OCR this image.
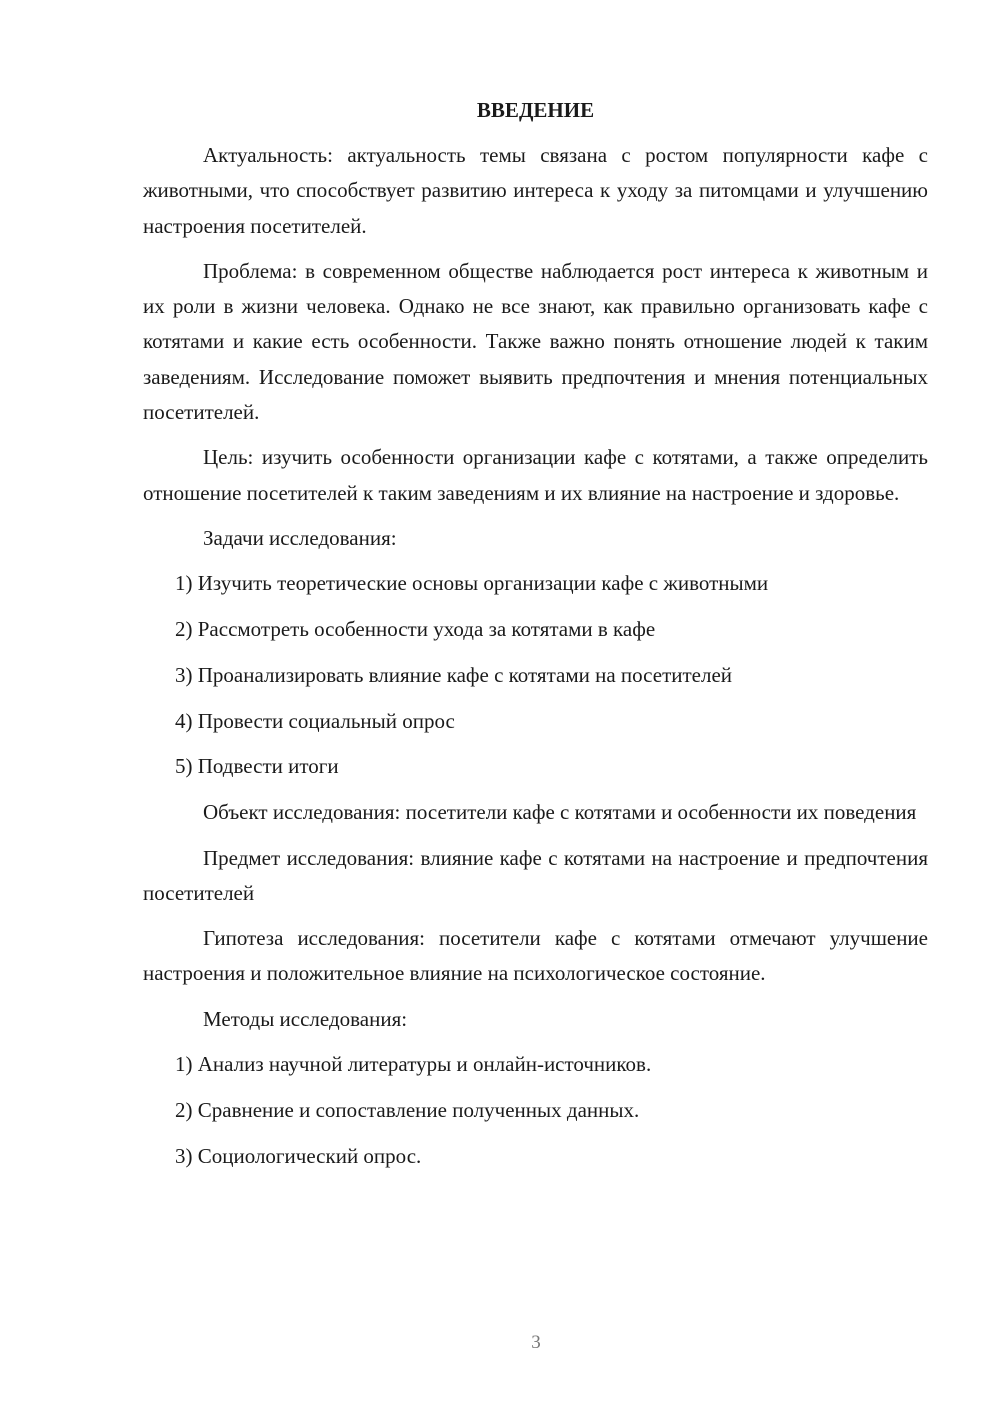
ВВЕДЕНИЕ

Актуальность: актуальность темы связана с ростом популярности кафе с животными, что способствует развитию интереса к уходу за питомцами и улучшению настроения посетителей.

Проблема: в современном обществе наблюдается рост интереса к животным и их роли в жизни человека. Однако не все знают, как правильно организовать кафе с котятами и какие есть особенности. Также важно понять отношение людей к таким заведениям. Исследование поможет выявить предпочтения и мнения потенциальных посетителей.

Цель: изучить особенности организации кафе с котятами, а также определить отношение посетителей к таким заведениям и их влияние на настроение и здоровье.

Задачи исследования:

1) Изучить теоретические основы организации кафе с животными
2) Рассмотреть особенности ухода за котятами в кафе
3) Проанализировать влияние кафе с котятами на посетителей
4) Провести социальный опрос
5) Подвести итоги

Объект исследования: посетители кафе с котятами и особенности их поведения

Предмет исследования: влияние кафе с котятами на настроение и предпочтения посетителей

Гипотеза исследования: посетители кафе с котятами отмечают улучшение настроения и положительное влияние на психологическое состояние.

Методы исследования:

1) Анализ научной литературы и онлайн-источников.
2) Сравнение и сопоставление полученных данных.
3) Социологический опрос.
3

################

• WHAT TO DO:
Using the listing above, show each line holding the string "животными".

• ANSWER TO THE EXERCISE:
Актуальность: актуальность темы связана с ростом популярности кафе с животными, что способствует развитию интереса к уходу за питомцами и улучшению настроения посетителей.
1) Изучить теоретические основы организации кафе с животными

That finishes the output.